===== Provided data

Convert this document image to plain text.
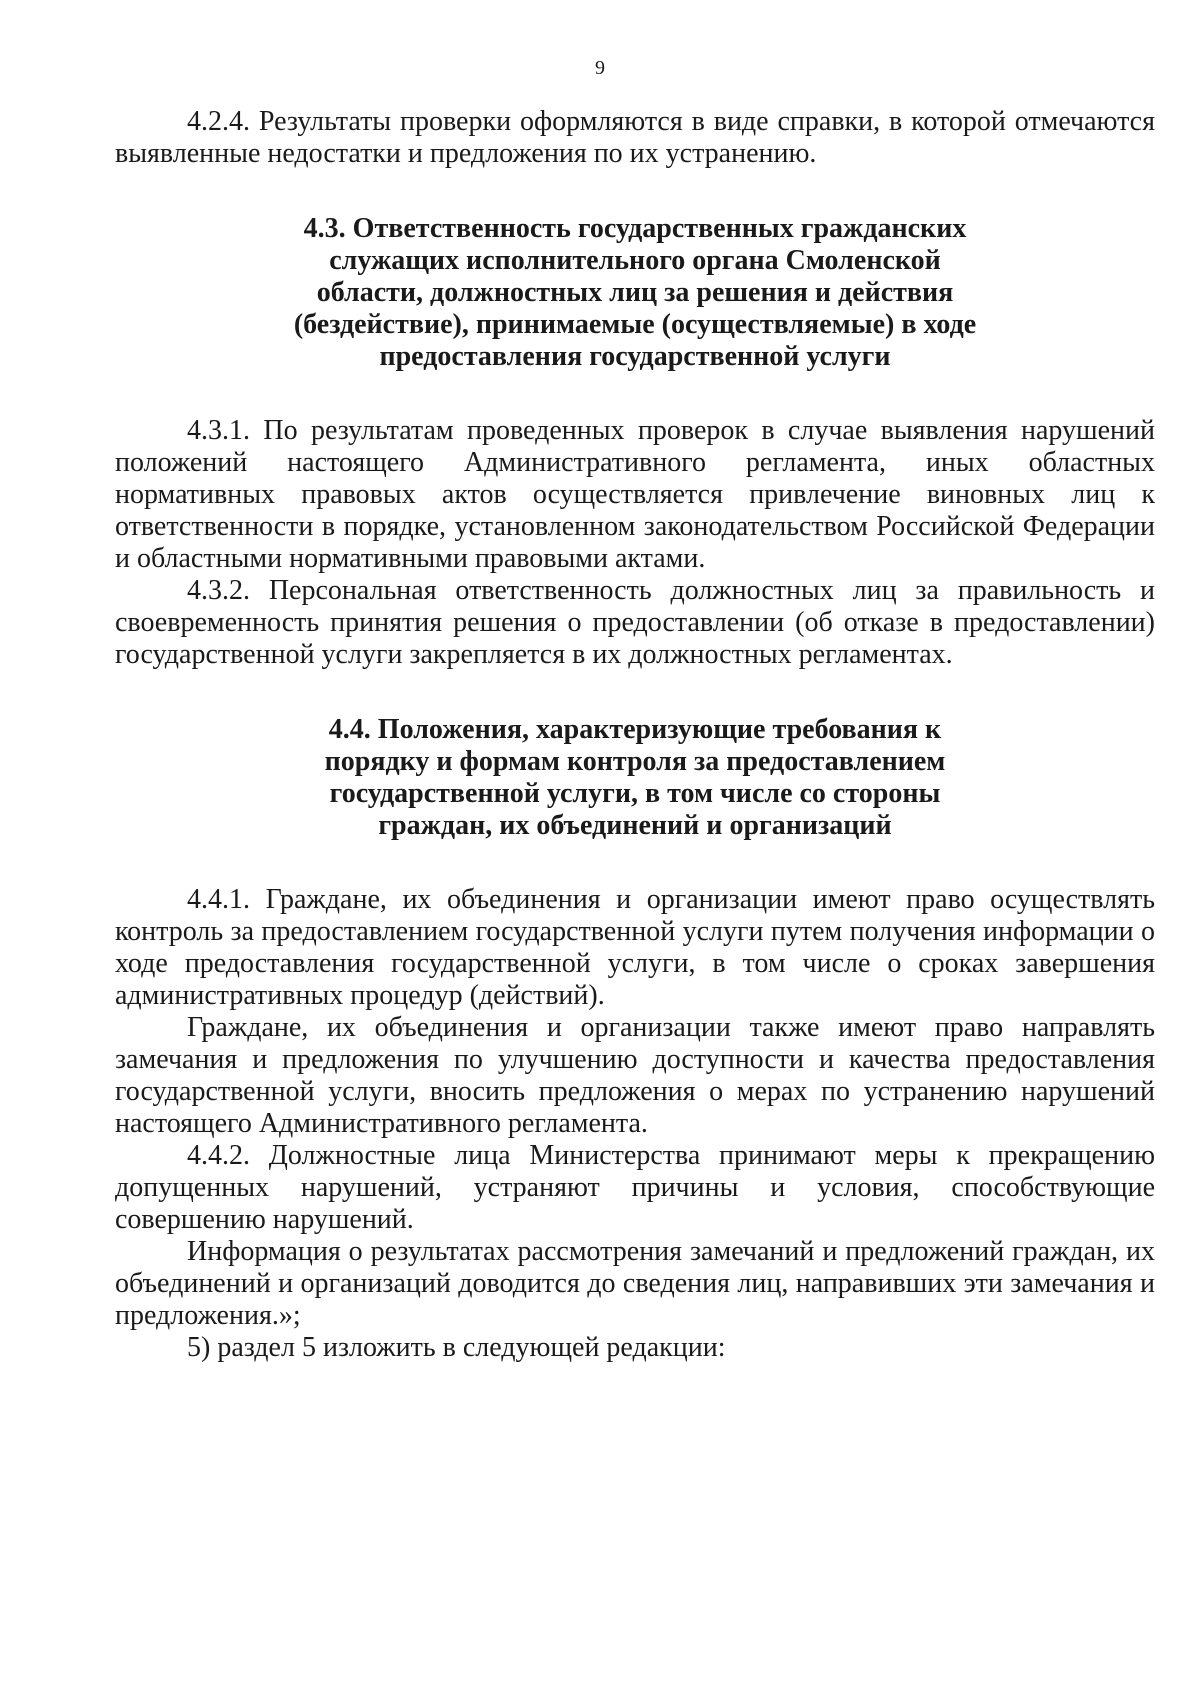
9

4.2.4. Результаты проверки оформляются в виде справки, в которой отмечаются выявленные недостатки и предложения по их устранению.

4.3. Ответственность государственных гражданских служащих исполнительного органа Смоленской области, должностных лиц за решения и действия (бездействие), принимаемые (осуществляемые) в ходе предоставления государственной услуги

4.3.1. По результатам проведенных проверок в случае выявления нарушений положений настоящего Административного регламента, иных областных нормативных правовых актов осуществляется привлечение виновных лиц к ответственности в порядке, установленном законодательством Российской Федерации и областными нормативными правовыми актами.

4.3.2. Персональная ответственность должностных лиц за правильность и своевременность принятия решения о предоставлении (об отказе в предоставлении) государственной услуги закрепляется в их должностных регламентах.

4.4. Положения, характеризующие требования к порядку и формам контроля за предоставлением государственной услуги, в том числе со стороны граждан, их объединений и организаций

4.4.1. Граждане, их объединения и организации имеют право осуществлять контроль за предоставлением государственной услуги путем получения информации о ходе предоставления государственной услуги, в том числе о сроках завершения административных процедур (действий).

Граждане, их объединения и организации также имеют право направлять замечания и предложения по улучшению доступности и качества предоставления государственной услуги, вносить предложения о мерах по устранению нарушений настоящего Административного регламента.

4.4.2. Должностные лица Министерства принимают меры к прекращению допущенных нарушений, устраняют причины и условия, способствующие совершению нарушений.

Информация о результатах рассмотрения замечаний и предложений граждан, их объединений и организаций доводится до сведения лиц, направивших эти замечания и предложения.»;

5) раздел 5 изложить в следующей редакции:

==========

- **Task to complete**
Repeat the material above verbatim, with no pictures in the output.

- **Task output**
Convert this document image to plain text.
9

4.2.4. Результаты проверки оформляются в виде справки, в которой отмечаются выявленные недостатки и предложения по их устранению.

4.3. Ответственность государственных гражданских служащих исполнительного органа Смоленской области, должностных лиц за решения и действия (бездействие), принимаемые (осуществляемые) в ходе предоставления государственной услуги

4.3.1. По результатам проведенных проверок в случае выявления нарушений положений настоящего Административного регламента, иных областных нормативных правовых актов осуществляется привлечение виновных лиц к ответственности в порядке, установленном законодательством Российской Федерации и областными нормативными правовыми актами.

4.3.2. Персональная ответственность должностных лиц за правильность и своевременность принятия решения о предоставлении (об отказе в предоставлении) государственной услуги закрепляется в их должностных регламентах.

4.4. Положения, характеризующие требования к порядку и формам контроля за предоставлением государственной услуги, в том числе со стороны граждан, их объединений и организаций

4.4.1. Граждане, их объединения и организации имеют право осуществлять контроль за предоставлением государственной услуги путем получения информации о ходе предоставления государственной услуги, в том числе о сроках завершения административных процедур (действий).

Граждане, их объединения и организации также имеют право направлять замечания и предложения по улучшению доступности и качества предоставления государственной услуги, вносить предложения о мерах по устранению нарушений настоящего Административного регламента.

4.4.2. Должностные лица Министерства принимают меры к прекращению допущенных нарушений, устраняют причины и условия, способствующие совершению нарушений.

Информация о результатах рассмотрения замечаний и предложений граждан, их объединений и организаций доводится до сведения лиц, направивших эти замечания и предложения.»;

5) раздел 5 изложить в следующей редакции:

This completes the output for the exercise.